■ SUPPLIED ENTRIES:

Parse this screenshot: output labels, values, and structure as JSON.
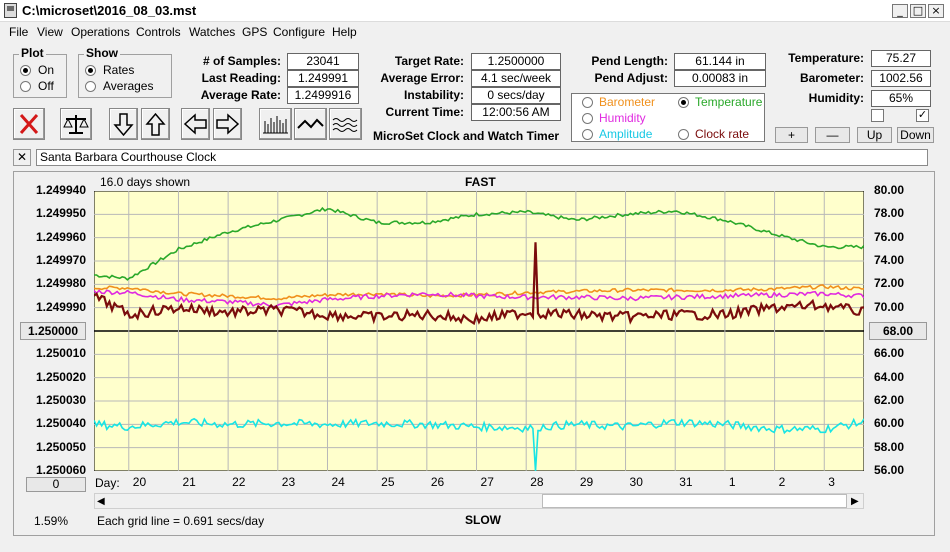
{
  "window": {
    "title": "C:\\microset\\2016_08_03.mst"
  },
  "menu": [
    "File",
    "View",
    "Operations",
    "Controls",
    "Watches",
    "GPS",
    "Configure",
    "Help"
  ],
  "plot_group": {
    "title": "Plot",
    "on": "On",
    "off": "Off",
    "selected": "On"
  },
  "show_group": {
    "title": "Show",
    "rates": "Rates",
    "averages": "Averages",
    "selected": "Rates"
  },
  "stats": {
    "samples_label": "# of Samples:",
    "samples": "23041",
    "last_reading_label": "Last Reading:",
    "last_reading": "1.249991",
    "average_rate_label": "Average Rate:",
    "average_rate": "1.2499916",
    "target_rate_label": "Target Rate:",
    "target_rate": "1.2500000",
    "average_error_label": "Average Error:",
    "average_error": "4.1 sec/week",
    "instability_label": "Instability:",
    "instability": "0 secs/day",
    "current_time_label": "Current Time:",
    "current_time": "12:00:56 AM",
    "pend_length_label": "Pend Length:",
    "pend_length": "61.144 in",
    "pend_adjust_label": "Pend Adjust:",
    "pend_adjust": "0.00083 in",
    "temperature_label": "Temperature:",
    "temperature": "75.27",
    "barometer_label": "Barometer:",
    "barometer": "1002.56",
    "humidity_label": "Humidity:",
    "humidity": "65%"
  },
  "app_subtitle": "MicroSet Clock and Watch Timer",
  "sensor_options": {
    "barometer": "Barometer",
    "temperature": "Temperature",
    "humidity": "Humidity",
    "amplitude": "Amplitude",
    "clock_rate": "Clock rate",
    "selected": "Temperature"
  },
  "sensor_buttons": {
    "plus": "+",
    "minus": "—",
    "up": "Up",
    "down": "Down"
  },
  "clock_name": "Santa Barbara Courthouse Clock",
  "chart_header": {
    "days_shown": "16.0 days shown",
    "fast": "FAST",
    "slow": "SLOW",
    "grid_note": "Each grid line = 0.691 secs/day",
    "percent": "1.59%",
    "day_label": "Day:",
    "left_button": "1.250000",
    "right_button": "68.00",
    "bottom_button": "0"
  },
  "colors": {
    "temperature": "#2aa82a",
    "barometer": "#f0901c",
    "humidity": "#e02ae0",
    "amplitude": "#18e4e4",
    "rate": "#7a0c0c",
    "plot_bg": "#ffffcc"
  },
  "chart_data": {
    "type": "line",
    "x_label": "Day:",
    "x_tick_labels": [
      "20",
      "21",
      "22",
      "23",
      "24",
      "25",
      "26",
      "27",
      "28",
      "29",
      "30",
      "31",
      "1",
      "2",
      "3"
    ],
    "left_axis": {
      "ticks": [
        "1.249940",
        "1.249950",
        "1.249960",
        "1.249970",
        "1.249980",
        "1.249990",
        "1.250000",
        "1.250010",
        "1.250020",
        "1.250030",
        "1.250040",
        "1.250050",
        "1.250060"
      ],
      "range": [
        1.24994,
        1.25006
      ],
      "inverted": true
    },
    "right_axis": {
      "ticks": [
        "80.00",
        "78.00",
        "76.00",
        "74.00",
        "72.00",
        "70.00",
        "68.00",
        "66.00",
        "64.00",
        "62.00",
        "60.00",
        "58.00",
        "56.00"
      ],
      "range": [
        56,
        80
      ]
    },
    "grid": true,
    "days": [
      19.3,
      20.0,
      21.0,
      22.0,
      23.0,
      24.0,
      25.0,
      26.0,
      27.0,
      28.0,
      29.0,
      30.0,
      31.0,
      32.0,
      33.0,
      34.0,
      34.8
    ],
    "series": [
      {
        "key": "temperature",
        "axis": "right",
        "values": [
          72.8,
          72.5,
          75.0,
          76.5,
          77.5,
          78.5,
          77.3,
          77.3,
          78.0,
          78.2,
          77.5,
          78.0,
          78.3,
          77.5,
          76.3,
          75.2,
          75.2
        ]
      },
      {
        "key": "barometer",
        "axis": "right",
        "values": [
          71.7,
          71.7,
          71.2,
          71.0,
          70.8,
          71.1,
          71.2,
          71.0,
          71.1,
          71.3,
          71.4,
          71.5,
          71.5,
          71.5,
          71.6,
          71.8,
          71.6
        ]
      },
      {
        "key": "humidity",
        "axis": "right",
        "values": [
          71.4,
          71.3,
          70.7,
          70.5,
          70.2,
          70.7,
          71.0,
          71.2,
          71.0,
          70.9,
          70.9,
          70.8,
          70.9,
          71.0,
          71.1,
          71.2,
          71.0
        ]
      },
      {
        "key": "rate",
        "axis": "left",
        "values": [
          1.249985,
          1.249993,
          1.24999,
          1.249992,
          1.249991,
          1.249993,
          1.249994,
          1.249993,
          1.249995,
          1.249992,
          1.249993,
          1.249994,
          1.249993,
          1.249993,
          1.24999,
          1.249989,
          1.249992
        ]
      },
      {
        "key": "amplitude",
        "axis": "right",
        "values": [
          60.0,
          59.8,
          60.2,
          60.0,
          60.1,
          60.0,
          60.1,
          60.0,
          59.8,
          59.7,
          60.0,
          59.8,
          60.2,
          60.0,
          59.6,
          59.6,
          60.2
        ]
      }
    ],
    "spikes": [
      {
        "key": "rate",
        "day": 28.2,
        "value": 1.249962
      },
      {
        "key": "amplitude",
        "day": 28.2,
        "value": 56.0
      }
    ]
  }
}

■ STATED PROBLEM: Skip every picture and transcribe the data above exactly.

■ EXERCISE SOLUTION:
Parse this screenshot: output labels, values, and structure as JSON.
{
  "window": {
    "title": "C:\\microset\\2016_08_03.mst"
  },
  "menu": [
    "File",
    "View",
    "Operations",
    "Controls",
    "Watches",
    "GPS",
    "Configure",
    "Help"
  ],
  "plot_group": {
    "title": "Plot",
    "on": "On",
    "off": "Off",
    "selected": "On"
  },
  "show_group": {
    "title": "Show",
    "rates": "Rates",
    "averages": "Averages",
    "selected": "Rates"
  },
  "stats": {
    "samples_label": "# of Samples:",
    "samples": "23041",
    "last_reading_label": "Last Reading:",
    "last_reading": "1.249991",
    "average_rate_label": "Average Rate:",
    "average_rate": "1.2499916",
    "target_rate_label": "Target Rate:",
    "target_rate": "1.2500000",
    "average_error_label": "Average Error:",
    "average_error": "4.1 sec/week",
    "instability_label": "Instability:",
    "instability": "0 secs/day",
    "current_time_label": "Current Time:",
    "current_time": "12:00:56 AM",
    "pend_length_label": "Pend Length:",
    "pend_length": "61.144 in",
    "pend_adjust_label": "Pend Adjust:",
    "pend_adjust": "0.00083 in",
    "temperature_label": "Temperature:",
    "temperature": "75.27",
    "barometer_label": "Barometer:",
    "barometer": "1002.56",
    "humidity_label": "Humidity:",
    "humidity": "65%"
  },
  "app_subtitle": "MicroSet Clock and Watch Timer",
  "sensor_options": {
    "barometer": "Barometer",
    "temperature": "Temperature",
    "humidity": "Humidity",
    "amplitude": "Amplitude",
    "clock_rate": "Clock rate",
    "selected": "Temperature"
  },
  "sensor_buttons": {
    "plus": "+",
    "minus": "—",
    "up": "Up",
    "down": "Down"
  },
  "clock_name": "Santa Barbara Courthouse Clock",
  "chart_header": {
    "days_shown": "16.0 days shown",
    "fast": "FAST",
    "slow": "SLOW",
    "grid_note": "Each grid line = 0.691 secs/day",
    "percent": "1.59%",
    "day_label": "Day:",
    "left_button": "1.250000",
    "right_button": "68.00",
    "bottom_button": "0"
  },
  "colors": {
    "temperature": "#2aa82a",
    "barometer": "#f0901c",
    "humidity": "#e02ae0",
    "amplitude": "#18e4e4",
    "rate": "#7a0c0c",
    "plot_bg": "#ffffcc"
  },
  "chart_data": {
    "type": "line",
    "x_label": "Day:",
    "x_tick_labels": [
      "20",
      "21",
      "22",
      "23",
      "24",
      "25",
      "26",
      "27",
      "28",
      "29",
      "30",
      "31",
      "1",
      "2",
      "3"
    ],
    "left_axis": {
      "ticks": [
        "1.249940",
        "1.249950",
        "1.249960",
        "1.249970",
        "1.249980",
        "1.249990",
        "1.250000",
        "1.250010",
        "1.250020",
        "1.250030",
        "1.250040",
        "1.250050",
        "1.250060"
      ],
      "range": [
        1.24994,
        1.25006
      ],
      "inverted": true
    },
    "right_axis": {
      "ticks": [
        "80.00",
        "78.00",
        "76.00",
        "74.00",
        "72.00",
        "70.00",
        "68.00",
        "66.00",
        "64.00",
        "62.00",
        "60.00",
        "58.00",
        "56.00"
      ],
      "range": [
        56,
        80
      ]
    },
    "grid": true,
    "days": [
      19.3,
      20.0,
      21.0,
      22.0,
      23.0,
      24.0,
      25.0,
      26.0,
      27.0,
      28.0,
      29.0,
      30.0,
      31.0,
      32.0,
      33.0,
      34.0,
      34.8
    ],
    "series": [
      {
        "key": "temperature",
        "axis": "right",
        "values": [
          72.8,
          72.5,
          75.0,
          76.5,
          77.5,
          78.5,
          77.3,
          77.3,
          78.0,
          78.2,
          77.5,
          78.0,
          78.3,
          77.5,
          76.3,
          75.2,
          75.2
        ]
      },
      {
        "key": "barometer",
        "axis": "right",
        "values": [
          71.7,
          71.7,
          71.2,
          71.0,
          70.8,
          71.1,
          71.2,
          71.0,
          71.1,
          71.3,
          71.4,
          71.5,
          71.5,
          71.5,
          71.6,
          71.8,
          71.6
        ]
      },
      {
        "key": "humidity",
        "axis": "right",
        "values": [
          71.4,
          71.3,
          70.7,
          70.5,
          70.2,
          70.7,
          71.0,
          71.2,
          71.0,
          70.9,
          70.9,
          70.8,
          70.9,
          71.0,
          71.1,
          71.2,
          71.0
        ]
      },
      {
        "key": "rate",
        "axis": "left",
        "values": [
          1.249985,
          1.249993,
          1.24999,
          1.249992,
          1.249991,
          1.249993,
          1.249994,
          1.249993,
          1.249995,
          1.249992,
          1.249993,
          1.249994,
          1.249993,
          1.249993,
          1.24999,
          1.249989,
          1.249992
        ]
      },
      {
        "key": "amplitude",
        "axis": "right",
        "values": [
          60.0,
          59.8,
          60.2,
          60.0,
          60.1,
          60.0,
          60.1,
          60.0,
          59.8,
          59.7,
          60.0,
          59.8,
          60.2,
          60.0,
          59.6,
          59.6,
          60.2
        ]
      }
    ],
    "spikes": [
      {
        "key": "rate",
        "day": 28.2,
        "value": 1.249962
      },
      {
        "key": "amplitude",
        "day": 28.2,
        "value": 56.0
      }
    ]
  }
}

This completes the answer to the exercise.